Task goal -
Resume the passage below on the thermal cycling stability of SnZnCu@SiO2 microspheres, continuing from its last sentence.

In the thermal cycling test of the SnZn0.04Cu0.02@SiO2 microspheres, a similar thermal instability can be observed (see Figure 9). However, the broad exothermic peak is observed clearly only when the number of thermal cycles reaches more than 80 (see insets of Figure 9a). This indicates that the SnZn0.04Cu0.02@SiO2 microspheres are more thermally stable than the SnZn0.04Cu0.015@SiO2 microspheres and a rise in the amount of Cu can improve the thermal cycling stability of SnZnCu@SiO2 microspheres. The positive effect of the amount of Cu on the thermal cycling stability of SnZnCu@SiO2 microspheres is further supported by the result obtained from the SnZn0.04Cu0.03@SiO2 microspheres. As shown in Figure 10, except that the undercooling decreases slightly as the number of thermal cycles increases to 150, there is almost no change in heat of fusion or solidification of SnZn0.04Cu0.03@SiO2 microspheres even after 300 thermal cycles. Similar to the untreated sample, no broad exothermic peak appears in the solidification curve after 300 thermal cycles (see insets of Figure 10a), hinting that the thermal cycling stability of the SnZnCu@SiO2 microspheres can be remarkably improved as the amount of Cu increases to about 3.0 at.%.
The high thermal stability of the SnZn0.04Cu0.03@SiO2 microspheres, as well as their very low undercooling and narrow freezing/melting peak width, suggests that they should be a promising PCM for latent heat storage. Table 1 gives a comparison of the properties between SnZn0.04Cu0.03@SiO2 microspheres and some PCMs with a melting point ranging from 220 to 240 °C, including encapsulated Sn and some nitrate salt-based PCMs. Besides having very poor thermal conductivity [4], it is clear from Table 1 that the latent heat of fusion on a volume basis of the nitrate-based PCMs with a melting point close to that of Sn is also less than that of SnZn0.04Cu0.03@SiO2 microspheres, giving SnZn0.04Cu0.03@SiO2 microspheres an edge over those nitrate salts as PCMs used in the case where a limited room is available for PCMs.

Layout annotation data

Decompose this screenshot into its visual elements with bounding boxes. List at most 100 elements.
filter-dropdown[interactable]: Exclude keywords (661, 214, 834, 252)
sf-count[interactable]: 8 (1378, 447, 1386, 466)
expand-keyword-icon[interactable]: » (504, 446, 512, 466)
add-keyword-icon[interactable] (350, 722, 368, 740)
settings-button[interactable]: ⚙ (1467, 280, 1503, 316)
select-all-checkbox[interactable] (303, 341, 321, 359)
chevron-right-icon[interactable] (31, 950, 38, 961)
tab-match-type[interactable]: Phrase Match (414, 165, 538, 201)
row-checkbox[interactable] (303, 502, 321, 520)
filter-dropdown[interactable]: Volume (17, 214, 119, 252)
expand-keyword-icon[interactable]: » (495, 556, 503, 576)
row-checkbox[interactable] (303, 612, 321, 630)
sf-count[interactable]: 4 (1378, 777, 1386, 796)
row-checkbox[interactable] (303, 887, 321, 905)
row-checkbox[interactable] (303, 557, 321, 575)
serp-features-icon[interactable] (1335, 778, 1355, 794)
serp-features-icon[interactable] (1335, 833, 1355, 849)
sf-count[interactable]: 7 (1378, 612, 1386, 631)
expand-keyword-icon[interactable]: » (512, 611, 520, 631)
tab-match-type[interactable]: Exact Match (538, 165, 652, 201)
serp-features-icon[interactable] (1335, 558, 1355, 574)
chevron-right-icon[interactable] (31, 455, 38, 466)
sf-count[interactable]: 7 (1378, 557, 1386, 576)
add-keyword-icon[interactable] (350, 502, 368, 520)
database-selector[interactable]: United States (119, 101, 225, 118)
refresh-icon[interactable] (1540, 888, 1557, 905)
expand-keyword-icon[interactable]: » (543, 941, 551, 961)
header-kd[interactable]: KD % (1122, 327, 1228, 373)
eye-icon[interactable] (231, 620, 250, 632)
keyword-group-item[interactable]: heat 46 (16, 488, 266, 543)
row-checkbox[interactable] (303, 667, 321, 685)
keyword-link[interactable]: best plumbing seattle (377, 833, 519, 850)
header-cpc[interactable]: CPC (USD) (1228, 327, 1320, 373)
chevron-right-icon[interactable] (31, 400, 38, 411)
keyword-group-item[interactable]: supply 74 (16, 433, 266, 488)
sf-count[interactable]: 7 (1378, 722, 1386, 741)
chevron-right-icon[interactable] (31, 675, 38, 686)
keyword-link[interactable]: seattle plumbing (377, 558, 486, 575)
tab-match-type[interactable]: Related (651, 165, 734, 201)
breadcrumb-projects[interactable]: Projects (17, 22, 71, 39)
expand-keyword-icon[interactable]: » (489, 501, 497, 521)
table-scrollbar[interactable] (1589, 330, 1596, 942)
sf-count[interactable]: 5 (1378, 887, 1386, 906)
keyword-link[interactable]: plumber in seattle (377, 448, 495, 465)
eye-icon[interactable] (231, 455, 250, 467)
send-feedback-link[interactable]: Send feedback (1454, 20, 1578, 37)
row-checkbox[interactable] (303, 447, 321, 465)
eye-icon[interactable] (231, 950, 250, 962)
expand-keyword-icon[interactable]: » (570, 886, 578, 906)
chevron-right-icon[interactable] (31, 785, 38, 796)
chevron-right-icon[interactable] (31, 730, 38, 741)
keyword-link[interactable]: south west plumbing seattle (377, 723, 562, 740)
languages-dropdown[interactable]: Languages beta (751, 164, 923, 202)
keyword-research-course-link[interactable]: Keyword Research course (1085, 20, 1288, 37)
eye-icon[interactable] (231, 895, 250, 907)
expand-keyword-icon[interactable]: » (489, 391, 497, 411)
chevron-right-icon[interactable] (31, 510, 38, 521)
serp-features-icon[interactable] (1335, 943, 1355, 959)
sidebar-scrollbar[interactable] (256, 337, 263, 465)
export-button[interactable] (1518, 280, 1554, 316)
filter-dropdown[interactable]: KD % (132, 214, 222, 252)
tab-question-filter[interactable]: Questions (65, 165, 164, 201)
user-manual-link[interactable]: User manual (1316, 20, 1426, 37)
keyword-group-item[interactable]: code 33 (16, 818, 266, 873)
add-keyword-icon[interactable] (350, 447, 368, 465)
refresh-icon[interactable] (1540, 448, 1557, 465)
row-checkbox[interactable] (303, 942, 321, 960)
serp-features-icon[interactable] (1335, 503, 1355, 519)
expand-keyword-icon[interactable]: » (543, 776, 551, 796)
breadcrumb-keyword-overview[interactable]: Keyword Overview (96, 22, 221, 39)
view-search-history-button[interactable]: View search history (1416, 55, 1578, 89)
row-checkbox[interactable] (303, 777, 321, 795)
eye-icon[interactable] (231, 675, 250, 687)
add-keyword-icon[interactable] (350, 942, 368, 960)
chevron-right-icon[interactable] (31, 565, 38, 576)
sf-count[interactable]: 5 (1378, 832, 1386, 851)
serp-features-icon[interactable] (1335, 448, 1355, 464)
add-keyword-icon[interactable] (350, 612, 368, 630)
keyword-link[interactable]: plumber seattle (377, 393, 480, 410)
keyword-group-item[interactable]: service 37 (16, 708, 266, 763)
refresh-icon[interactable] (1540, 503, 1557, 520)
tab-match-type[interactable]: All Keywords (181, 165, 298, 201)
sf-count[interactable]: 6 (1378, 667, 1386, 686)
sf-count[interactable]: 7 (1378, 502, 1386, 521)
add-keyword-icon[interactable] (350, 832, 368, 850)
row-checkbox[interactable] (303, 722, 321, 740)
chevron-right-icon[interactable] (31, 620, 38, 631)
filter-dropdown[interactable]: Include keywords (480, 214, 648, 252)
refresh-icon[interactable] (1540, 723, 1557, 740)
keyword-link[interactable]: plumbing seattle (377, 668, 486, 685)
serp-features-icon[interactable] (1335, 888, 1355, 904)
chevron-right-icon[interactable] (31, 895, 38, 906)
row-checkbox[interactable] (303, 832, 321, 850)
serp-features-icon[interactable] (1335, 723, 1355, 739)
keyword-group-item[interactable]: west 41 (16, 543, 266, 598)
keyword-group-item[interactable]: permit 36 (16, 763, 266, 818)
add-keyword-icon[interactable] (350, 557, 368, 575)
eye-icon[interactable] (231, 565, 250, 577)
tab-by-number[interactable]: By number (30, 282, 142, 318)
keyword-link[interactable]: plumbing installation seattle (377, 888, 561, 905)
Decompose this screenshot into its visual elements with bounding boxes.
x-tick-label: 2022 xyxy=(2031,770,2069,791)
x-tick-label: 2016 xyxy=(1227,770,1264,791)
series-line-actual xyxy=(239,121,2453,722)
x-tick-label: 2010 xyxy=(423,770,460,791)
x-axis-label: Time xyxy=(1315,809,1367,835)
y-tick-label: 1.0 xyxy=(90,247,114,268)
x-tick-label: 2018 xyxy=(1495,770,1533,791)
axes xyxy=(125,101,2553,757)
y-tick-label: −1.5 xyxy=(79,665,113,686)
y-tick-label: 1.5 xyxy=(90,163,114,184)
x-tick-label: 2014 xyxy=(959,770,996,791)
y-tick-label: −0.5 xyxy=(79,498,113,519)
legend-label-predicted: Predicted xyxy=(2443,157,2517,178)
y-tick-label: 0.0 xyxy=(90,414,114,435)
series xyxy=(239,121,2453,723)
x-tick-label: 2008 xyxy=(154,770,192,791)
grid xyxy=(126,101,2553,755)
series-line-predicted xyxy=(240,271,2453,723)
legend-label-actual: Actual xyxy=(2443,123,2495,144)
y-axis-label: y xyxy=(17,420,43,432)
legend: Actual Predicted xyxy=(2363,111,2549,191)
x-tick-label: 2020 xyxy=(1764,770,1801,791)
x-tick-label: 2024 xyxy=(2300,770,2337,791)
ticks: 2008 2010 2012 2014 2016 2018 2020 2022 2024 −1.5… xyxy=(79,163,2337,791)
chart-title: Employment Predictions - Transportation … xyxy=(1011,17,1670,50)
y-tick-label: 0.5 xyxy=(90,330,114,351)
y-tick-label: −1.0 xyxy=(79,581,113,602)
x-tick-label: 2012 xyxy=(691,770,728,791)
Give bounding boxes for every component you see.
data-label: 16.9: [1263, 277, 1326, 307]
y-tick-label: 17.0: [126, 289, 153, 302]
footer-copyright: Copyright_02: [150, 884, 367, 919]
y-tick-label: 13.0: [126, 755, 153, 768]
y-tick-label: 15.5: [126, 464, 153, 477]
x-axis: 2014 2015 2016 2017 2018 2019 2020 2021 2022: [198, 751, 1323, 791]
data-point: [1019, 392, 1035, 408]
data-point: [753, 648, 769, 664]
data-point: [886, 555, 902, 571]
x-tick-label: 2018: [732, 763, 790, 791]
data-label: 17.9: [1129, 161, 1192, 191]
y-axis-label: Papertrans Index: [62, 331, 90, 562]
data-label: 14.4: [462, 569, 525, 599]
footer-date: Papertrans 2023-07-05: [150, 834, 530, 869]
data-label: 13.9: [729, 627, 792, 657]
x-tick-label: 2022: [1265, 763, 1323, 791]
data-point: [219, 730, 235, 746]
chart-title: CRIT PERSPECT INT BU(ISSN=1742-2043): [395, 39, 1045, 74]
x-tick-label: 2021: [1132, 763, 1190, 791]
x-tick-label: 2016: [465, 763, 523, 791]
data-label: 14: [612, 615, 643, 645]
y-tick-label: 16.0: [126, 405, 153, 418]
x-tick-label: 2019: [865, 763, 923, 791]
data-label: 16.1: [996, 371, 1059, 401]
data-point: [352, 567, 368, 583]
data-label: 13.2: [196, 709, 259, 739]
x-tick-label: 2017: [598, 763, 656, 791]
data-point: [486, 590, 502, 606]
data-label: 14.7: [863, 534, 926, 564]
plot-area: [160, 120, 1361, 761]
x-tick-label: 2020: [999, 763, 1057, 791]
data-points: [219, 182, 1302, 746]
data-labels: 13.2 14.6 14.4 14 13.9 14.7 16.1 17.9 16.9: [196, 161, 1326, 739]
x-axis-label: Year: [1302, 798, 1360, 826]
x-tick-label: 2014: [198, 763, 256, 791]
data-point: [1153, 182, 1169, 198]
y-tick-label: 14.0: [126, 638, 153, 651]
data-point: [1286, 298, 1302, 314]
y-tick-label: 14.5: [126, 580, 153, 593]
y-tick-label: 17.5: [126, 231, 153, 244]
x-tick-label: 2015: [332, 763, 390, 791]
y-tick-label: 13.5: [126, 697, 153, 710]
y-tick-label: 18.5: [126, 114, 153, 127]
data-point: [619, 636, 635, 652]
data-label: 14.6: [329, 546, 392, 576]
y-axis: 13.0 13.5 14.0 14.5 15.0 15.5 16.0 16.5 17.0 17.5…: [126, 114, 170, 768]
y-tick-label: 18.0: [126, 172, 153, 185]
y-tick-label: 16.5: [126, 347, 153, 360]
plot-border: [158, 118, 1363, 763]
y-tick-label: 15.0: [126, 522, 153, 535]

Task output -
As has been mentioned above, a new exothermic peak normally appears in the solidification process when the SnZnCu@SiO2 microspheres are not thermally stable. Compared with the first exothermic peak, this peak is much broader and appears in the lower temperature region. This feature demonstrates that the solidification of some liquid metal needs high undercooling and occurs slowly, which is similar to the solidification process in the SnCu0.015@SiO2 (see Figure 6a) or SnCu0.02@SiO2 microspheres (see Figure S3 in Supplementary Materials). Since the Cu5Zn8 phase contributes significantly to both much lower undercooling and narrower freezing peak of SnZnCu@SiO2 microspheres compared to those of SnCu@SiO2 microspheres, it is speculated that the appearance of a broad exothermic peak indicates a possibility of the decomposition of this phase, which has been observed in the soldered Sn–Ag–Zn/Cu interface [38]. Therefore, the Cu5Zn8 phase was investigated by XRD to understand the origin of thermal instability observed in the SnCuZn@SiO2 microspheres after thermal cycling.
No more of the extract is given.